Your objective
Find every line of the listing below where "Board" appears, and copy it.

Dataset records
****************************************

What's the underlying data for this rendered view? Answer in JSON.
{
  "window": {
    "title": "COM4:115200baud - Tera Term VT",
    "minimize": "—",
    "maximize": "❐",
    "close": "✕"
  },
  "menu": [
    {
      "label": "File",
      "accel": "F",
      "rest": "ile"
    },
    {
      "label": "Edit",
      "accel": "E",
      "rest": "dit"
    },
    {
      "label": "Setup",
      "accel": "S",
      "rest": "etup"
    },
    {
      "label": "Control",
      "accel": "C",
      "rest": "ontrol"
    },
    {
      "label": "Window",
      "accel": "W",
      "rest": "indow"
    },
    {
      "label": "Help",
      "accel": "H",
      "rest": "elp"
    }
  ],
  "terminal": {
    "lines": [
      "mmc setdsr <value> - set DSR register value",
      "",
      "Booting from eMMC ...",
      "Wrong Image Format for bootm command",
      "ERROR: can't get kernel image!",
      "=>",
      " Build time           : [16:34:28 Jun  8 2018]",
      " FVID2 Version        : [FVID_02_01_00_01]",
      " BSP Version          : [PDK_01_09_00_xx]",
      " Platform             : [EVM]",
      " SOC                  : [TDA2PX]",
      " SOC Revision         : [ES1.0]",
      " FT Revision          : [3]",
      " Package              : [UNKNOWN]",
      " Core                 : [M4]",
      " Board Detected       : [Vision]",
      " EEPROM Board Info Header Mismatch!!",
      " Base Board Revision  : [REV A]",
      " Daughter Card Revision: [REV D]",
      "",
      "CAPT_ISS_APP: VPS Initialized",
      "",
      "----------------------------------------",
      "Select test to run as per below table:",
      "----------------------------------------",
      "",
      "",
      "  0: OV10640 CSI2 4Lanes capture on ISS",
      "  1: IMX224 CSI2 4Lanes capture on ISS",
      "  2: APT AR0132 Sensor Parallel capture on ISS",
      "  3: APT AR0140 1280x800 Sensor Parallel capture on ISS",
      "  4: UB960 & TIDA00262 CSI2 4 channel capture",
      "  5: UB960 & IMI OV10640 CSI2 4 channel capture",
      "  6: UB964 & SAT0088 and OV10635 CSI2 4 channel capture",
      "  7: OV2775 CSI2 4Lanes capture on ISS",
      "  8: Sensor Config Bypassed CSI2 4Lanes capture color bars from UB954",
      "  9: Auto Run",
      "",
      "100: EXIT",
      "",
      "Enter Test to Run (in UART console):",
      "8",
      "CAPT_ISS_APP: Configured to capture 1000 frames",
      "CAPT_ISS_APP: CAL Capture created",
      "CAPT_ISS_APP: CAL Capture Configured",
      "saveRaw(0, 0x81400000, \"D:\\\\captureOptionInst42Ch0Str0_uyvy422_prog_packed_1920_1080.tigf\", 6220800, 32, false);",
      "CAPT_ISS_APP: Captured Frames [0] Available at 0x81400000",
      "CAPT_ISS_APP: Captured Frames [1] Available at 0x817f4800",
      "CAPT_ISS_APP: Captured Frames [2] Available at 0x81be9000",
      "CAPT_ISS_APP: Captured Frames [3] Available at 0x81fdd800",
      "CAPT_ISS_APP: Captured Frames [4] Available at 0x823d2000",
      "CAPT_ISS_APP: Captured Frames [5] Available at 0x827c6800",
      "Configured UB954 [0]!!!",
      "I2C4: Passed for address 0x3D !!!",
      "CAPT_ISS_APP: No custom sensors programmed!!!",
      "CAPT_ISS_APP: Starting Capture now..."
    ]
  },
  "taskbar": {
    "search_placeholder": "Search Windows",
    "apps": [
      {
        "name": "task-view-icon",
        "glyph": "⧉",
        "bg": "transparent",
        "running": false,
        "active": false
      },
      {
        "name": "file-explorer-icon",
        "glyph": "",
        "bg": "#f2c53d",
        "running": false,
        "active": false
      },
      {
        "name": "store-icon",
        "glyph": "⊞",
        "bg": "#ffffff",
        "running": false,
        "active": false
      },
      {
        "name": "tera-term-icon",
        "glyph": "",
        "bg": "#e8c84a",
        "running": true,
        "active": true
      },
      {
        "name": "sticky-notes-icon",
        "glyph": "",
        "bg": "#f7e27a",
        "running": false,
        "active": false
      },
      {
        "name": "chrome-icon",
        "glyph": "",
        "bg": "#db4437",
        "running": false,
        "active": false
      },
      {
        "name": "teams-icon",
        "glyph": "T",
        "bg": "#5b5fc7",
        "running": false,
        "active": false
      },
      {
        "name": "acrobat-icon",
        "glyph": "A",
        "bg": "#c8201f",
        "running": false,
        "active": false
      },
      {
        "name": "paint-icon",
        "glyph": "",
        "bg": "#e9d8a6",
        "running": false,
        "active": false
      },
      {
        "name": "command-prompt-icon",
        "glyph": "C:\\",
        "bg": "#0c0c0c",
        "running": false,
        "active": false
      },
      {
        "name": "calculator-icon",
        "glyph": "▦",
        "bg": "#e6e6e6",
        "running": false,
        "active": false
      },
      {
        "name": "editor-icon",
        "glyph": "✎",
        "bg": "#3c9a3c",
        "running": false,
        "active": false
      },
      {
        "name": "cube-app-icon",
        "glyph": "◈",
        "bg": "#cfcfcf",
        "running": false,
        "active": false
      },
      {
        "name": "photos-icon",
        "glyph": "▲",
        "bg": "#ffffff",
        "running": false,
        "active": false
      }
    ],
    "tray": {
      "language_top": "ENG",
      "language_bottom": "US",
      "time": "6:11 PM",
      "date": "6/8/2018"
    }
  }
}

****************************************

Answer to this problem
      " Board Detected       : [Vision]",
      " EEPROM Board Info Header Mismatch!!",
      " Base Board Revision  : [REV A]",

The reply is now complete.